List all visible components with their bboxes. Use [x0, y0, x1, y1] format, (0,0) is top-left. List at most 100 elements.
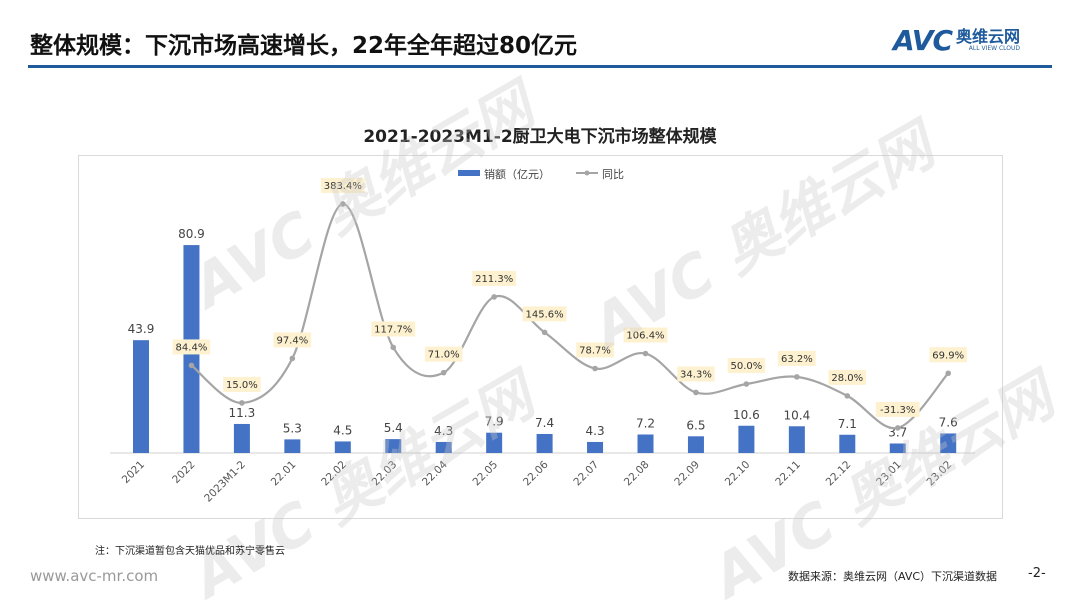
x-tick-label: 22.02 [319, 459, 349, 489]
yoy-data-label: 145.6% [526, 309, 564, 320]
x-tick-label: 23.02 [925, 459, 955, 489]
bar [940, 433, 957, 453]
bar [133, 340, 149, 453]
yoy-marker [440, 369, 447, 376]
legend-line-marker [584, 170, 590, 176]
logo-mark: AVC [893, 24, 953, 57]
yoy-label-bg [371, 321, 416, 337]
bar [486, 432, 503, 453]
yoy-marker [743, 381, 750, 387]
bar-data-label: 5.4 [384, 421, 403, 435]
bar [536, 433, 553, 453]
bar-data-label: 80.9 [178, 227, 205, 241]
yoy-data-label: 78.7% [579, 346, 611, 357]
x-tick-label: 2022 [170, 459, 197, 486]
x-tick-label: 22.09 [672, 459, 702, 489]
yoy-marker [541, 329, 548, 336]
x-tick-label: 2023M1-2 [202, 459, 248, 505]
logo-cn: 奥维云网 [956, 27, 1021, 46]
yoy-label-bg [172, 339, 211, 355]
yoy-marker [693, 389, 699, 396]
page-number: -2- [1028, 566, 1046, 581]
yoy-marker [592, 365, 598, 372]
legend-bar-label: 销额（亿元） [484, 167, 550, 181]
yoy-data-label: 34.3% [680, 369, 712, 380]
bar [839, 434, 856, 453]
bar-data-label: 7.4 [535, 416, 554, 430]
bar [637, 434, 654, 453]
bar-data-label: 4.3 [586, 424, 605, 438]
x-tick-label: 22.11 [773, 459, 803, 489]
data-source: 数据来源：奥维云网（AVC）下沉渠道数据 [788, 570, 998, 583]
yoy-label-bg [424, 346, 463, 362]
yoy-line [190, 202, 950, 430]
chart-area [78, 155, 1003, 519]
yoy-data-label: 106.4% [626, 331, 664, 342]
bar [889, 443, 906, 453]
bar-data-label: 6.5 [686, 418, 705, 432]
yoy-label-bg [677, 366, 715, 382]
legend-line-label: 同比 [602, 168, 624, 181]
bar [687, 436, 704, 453]
bar-data-label: 11.3 [229, 406, 256, 420]
x-tick-label: 22.08 [622, 459, 652, 489]
bar-data-label: 7.9 [485, 415, 504, 429]
yoy-data-label: 84.4% [176, 342, 208, 353]
yoy-marker [188, 362, 195, 369]
yoy-marker [491, 294, 497, 300]
yoy-marker [390, 344, 397, 351]
bar-data-label: 7.6 [939, 415, 958, 429]
x-tick-label: 22.10 [723, 459, 753, 489]
x-tick-label: 2021 [120, 459, 147, 486]
bar [334, 441, 351, 453]
bar-data-label: 7.2 [636, 416, 655, 430]
bar [738, 425, 755, 453]
website-url[interactable]: www.avc-mr.com [30, 567, 159, 585]
bar [385, 439, 402, 453]
x-tick-label: 22.05 [471, 459, 501, 489]
logo-en: ALL VIEW CLOUD [968, 45, 1021, 52]
yoy-label-bg [472, 270, 517, 286]
yoy-label-bg [223, 376, 261, 392]
bar-data-label: 4.5 [333, 423, 352, 437]
yoy-label-bg [623, 327, 668, 343]
yoy-data-label: 383.4% [324, 181, 362, 192]
yoy-data-label: 211.3% [475, 274, 513, 285]
yoy-label-bg [727, 358, 766, 373]
yoy-marker [894, 425, 901, 431]
yoy-data-label: 69.9% [932, 350, 964, 361]
yoy-label-bg [828, 369, 867, 385]
yoy-label-bg [273, 332, 312, 348]
x-tick-label: 22.03 [370, 459, 400, 489]
x-tick-label: 22.04 [420, 458, 450, 488]
chart-title: 2021-2023M1-2厨卫大电下沉市场整体规模 [363, 127, 717, 147]
yoy-marker [289, 355, 296, 362]
yoy-data-label: 28.0% [831, 373, 863, 384]
yoy-marker [642, 350, 649, 357]
x-tick-label: 22.01 [269, 459, 299, 489]
x-tick-label: 22.06 [521, 458, 551, 488]
bar [435, 441, 452, 453]
yoy-label-bg [929, 347, 967, 363]
yoy-data-label: 97.4% [276, 335, 308, 346]
yoy-label-bg [875, 401, 920, 417]
bar-data-label: 43.9 [128, 322, 155, 336]
bar [587, 441, 604, 453]
bar-data-label: 10.4 [783, 408, 810, 422]
x-tick-label: 22.07 [571, 459, 601, 489]
yoy-data-label: 63.2% [781, 354, 813, 365]
yoy-data-label: -31.3% [880, 405, 915, 416]
avc-logo: AVC 奥维云网 ALL VIEW CLOUD [893, 24, 1020, 57]
x-tick-label: 23.01 [874, 459, 904, 489]
bar [233, 423, 250, 453]
yoy-label-bg [320, 177, 365, 193]
yoy-marker [794, 374, 800, 380]
yoy-marker [340, 201, 346, 207]
yoy-data-label: 71.0% [428, 350, 460, 361]
bar [788, 426, 805, 453]
bar-data-label: 10.6 [733, 408, 760, 422]
yoy-label-bg [576, 342, 614, 358]
x-tick-label: 22.12 [824, 459, 854, 489]
yoy-label-bg [778, 350, 816, 366]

OPDRACHT: Hernoem "x-tick-label" overal naar "x-as-label" in de regels van de regel met "x-tick-label: 22.02 [319, 459, 349, 489]" tot en met de regel met "logo-mark: AVC [893, 24, 953, 57]", en laat verder alles ongewijzigd. Geef alleen deze regels terug.

VOLLEDIG ANTWOORD:
x-as-label: 22.02 [319, 459, 349, 489]
yoy-data-label: 145.6% [526, 309, 564, 320]
x-as-label: 23.02 [925, 459, 955, 489]
bar [940, 433, 957, 453]
bar [133, 340, 149, 453]
yoy-marker [440, 369, 447, 376]
legend-line-marker [584, 170, 590, 176]
logo-mark: AVC [893, 24, 953, 57]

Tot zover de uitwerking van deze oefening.